● Task
Give the data below again exactly as it stands. Omit the pictures.

+--

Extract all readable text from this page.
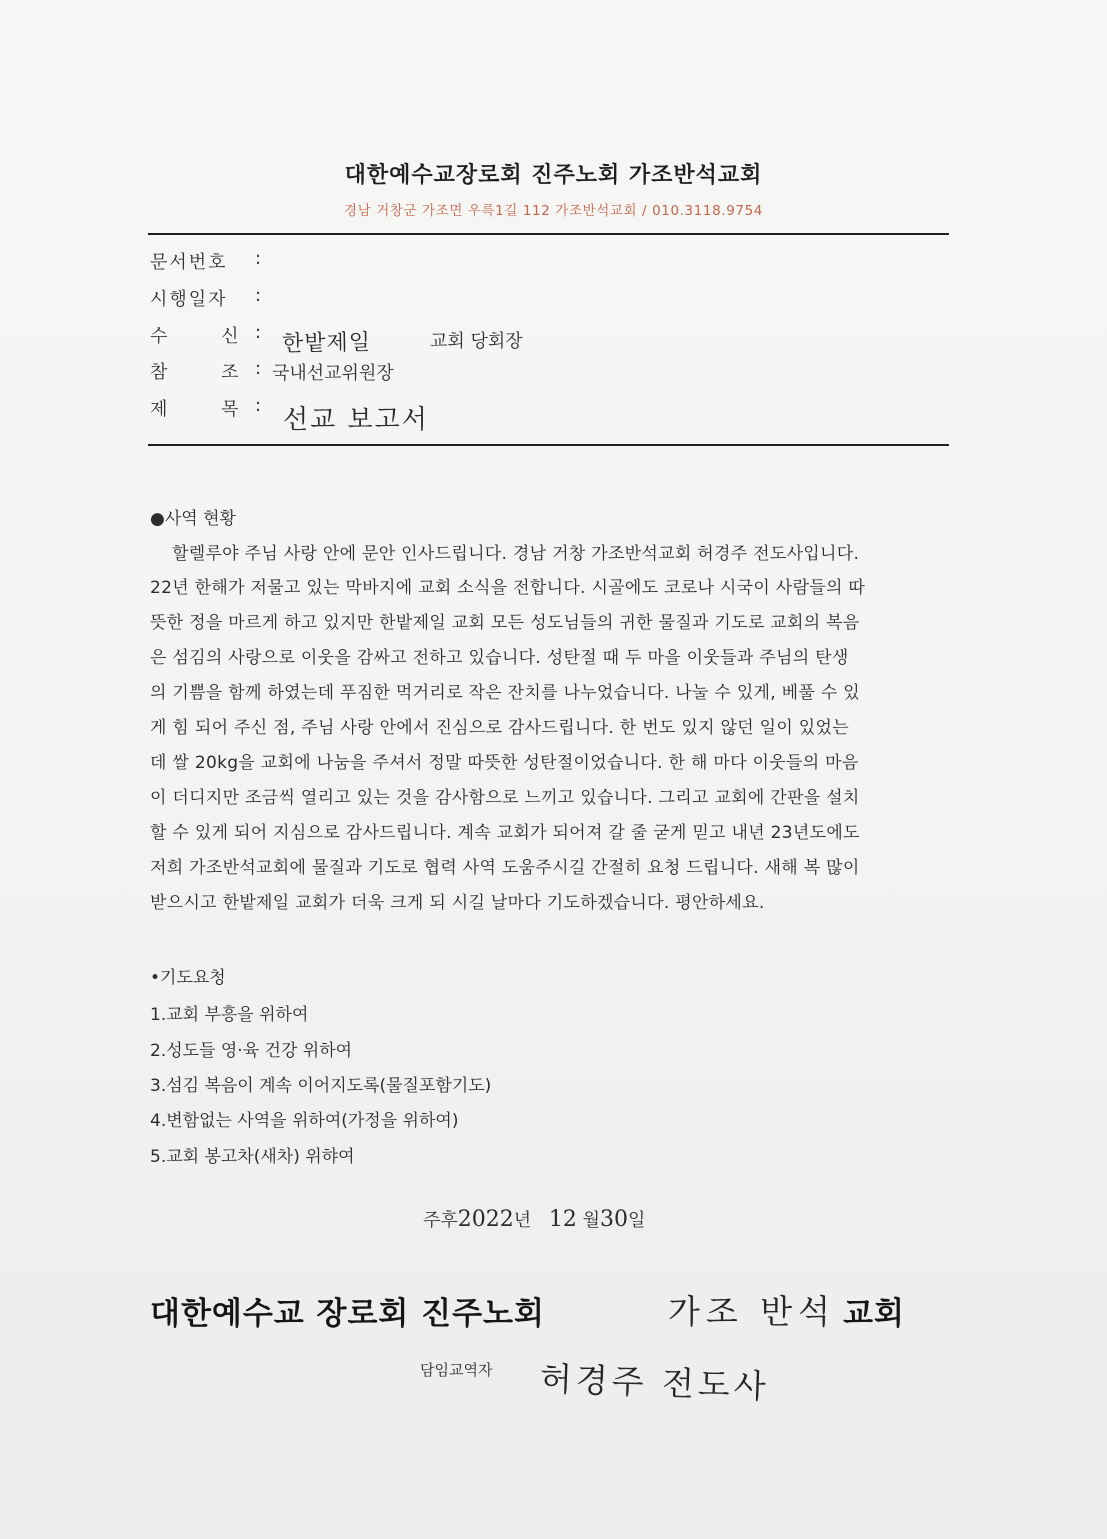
대한예수교장로회 진주노회 가조반석교회
경남 거창군 가조면 우륵1길 112 가조반석교회 / 010.3118.9754
문서번호 :
시행일자 :
수 신 : 한밭제일	교회 당회장
참 조 : 국내선교위원장
제 목 : 선교 보고서
●사역 현황
할렐루야 주님 사랑 안에 문안 인사드립니다. 경남 거창 가조반석교회 허경주 전도사입니다.
22년 한해가 저물고 있는 막바지에 교회 소식을 전합니다. 시골에도 코로나 시국이 사람들의 따
뜻한 정을 마르게 하고 있지만 한밭제일 교회 모든 성도님들의 귀한 물질과 기도로 교회의 복음
은 섬김의 사랑으로 이웃을 감싸고 전하고 있습니다. 성탄절 때 두 마을 이웃들과 주님의 탄생
의 기쁨을 함께 하였는데 푸짐한 먹거리로 작은 잔치를 나누었습니다. 나눌 수 있게, 베풀 수 있
게 힘 되어 주신 점, 주님 사랑 안에서 진심으로 감사드립니다. 한 번도 있지 않던 일이 있었는
데 쌀 20kg을 교회에 나눔을 주셔서 정말 따뜻한 성탄절이었습니다. 한 해 마다 이웃들의 마음
이 더디지만 조금씩 열리고 있는 것을 감사함으로 느끼고 있습니다. 그리고 교회에 간판을 설치
할 수 있게 되어 지심으로 감사드립니다. 계속 교회가 되어져 갈 줄 굳게 믿고 내년 23년도에도
저희 가조반석교회에 물질과 기도로 협력 사역 도움주시길 간절히 요청 드립니다. 새해 복 많이
받으시고 한밭제일 교회가 더욱 크게 되 시길 날마다 기도하겠습니다. 평안하세요.
•기도요청
1.교회 부흥을 위하여
2.성도들 영·육 건강 위하여
3.섬김 복음이 계속 이어지도록(물질포함기도)
4.변함없는 사역을 위하여(가정을 위하여)
5.교회 봉고차(새차) 위햐여
주후2022년 12 월30일
대한예수교 장로회 진주노회	가조 반석 교회
담임교역자 허경주 전도사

+--

● Result for this task
Extract all readable text from this page.
대한예수교장로회 진주노회 가조반석교회
경남 거창군 가조면 우륵1길 112 가조반석교회 / 010.3118.9754
문서번호 :
시행일자 :
수 신 : 한밭제일	교회 당회장
참 조 : 국내선교위원장
제 목 : 선교 보고서
●사역 현황
할렐루야 주님 사랑 안에 문안 인사드립니다. 경남 거창 가조반석교회 허경주 전도사입니다.
22년 한해가 저물고 있는 막바지에 교회 소식을 전합니다. 시골에도 코로나 시국이 사람들의 따
뜻한 정을 마르게 하고 있지만 한밭제일 교회 모든 성도님들의 귀한 물질과 기도로 교회의 복음
은 섬김의 사랑으로 이웃을 감싸고 전하고 있습니다. 성탄절 때 두 마을 이웃들과 주님의 탄생
의 기쁨을 함께 하였는데 푸짐한 먹거리로 작은 잔치를 나누었습니다. 나눌 수 있게, 베풀 수 있
게 힘 되어 주신 점, 주님 사랑 안에서 진심으로 감사드립니다. 한 번도 있지 않던 일이 있었는
데 쌀 20kg을 교회에 나눔을 주셔서 정말 따뜻한 성탄절이었습니다. 한 해 마다 이웃들의 마음
이 더디지만 조금씩 열리고 있는 것을 감사함으로 느끼고 있습니다. 그리고 교회에 간판을 설치
할 수 있게 되어 지심으로 감사드립니다. 계속 교회가 되어져 갈 줄 굳게 믿고 내년 23년도에도
저희 가조반석교회에 물질과 기도로 협력 사역 도움주시길 간절히 요청 드립니다. 새해 복 많이
받으시고 한밭제일 교회가 더욱 크게 되 시길 날마다 기도하겠습니다. 평안하세요.
•기도요청
1.교회 부흥을 위하여
2.성도들 영·육 건강 위하여
3.섬김 복음이 계속 이어지도록(물질포함기도)
4.변함없는 사역을 위하여(가정을 위하여)
5.교회 봉고차(새차) 위햐여
주후2022년 12 월30일
대한예수교 장로회 진주노회	가조 반석 교회
담임교역자 허경주 전도사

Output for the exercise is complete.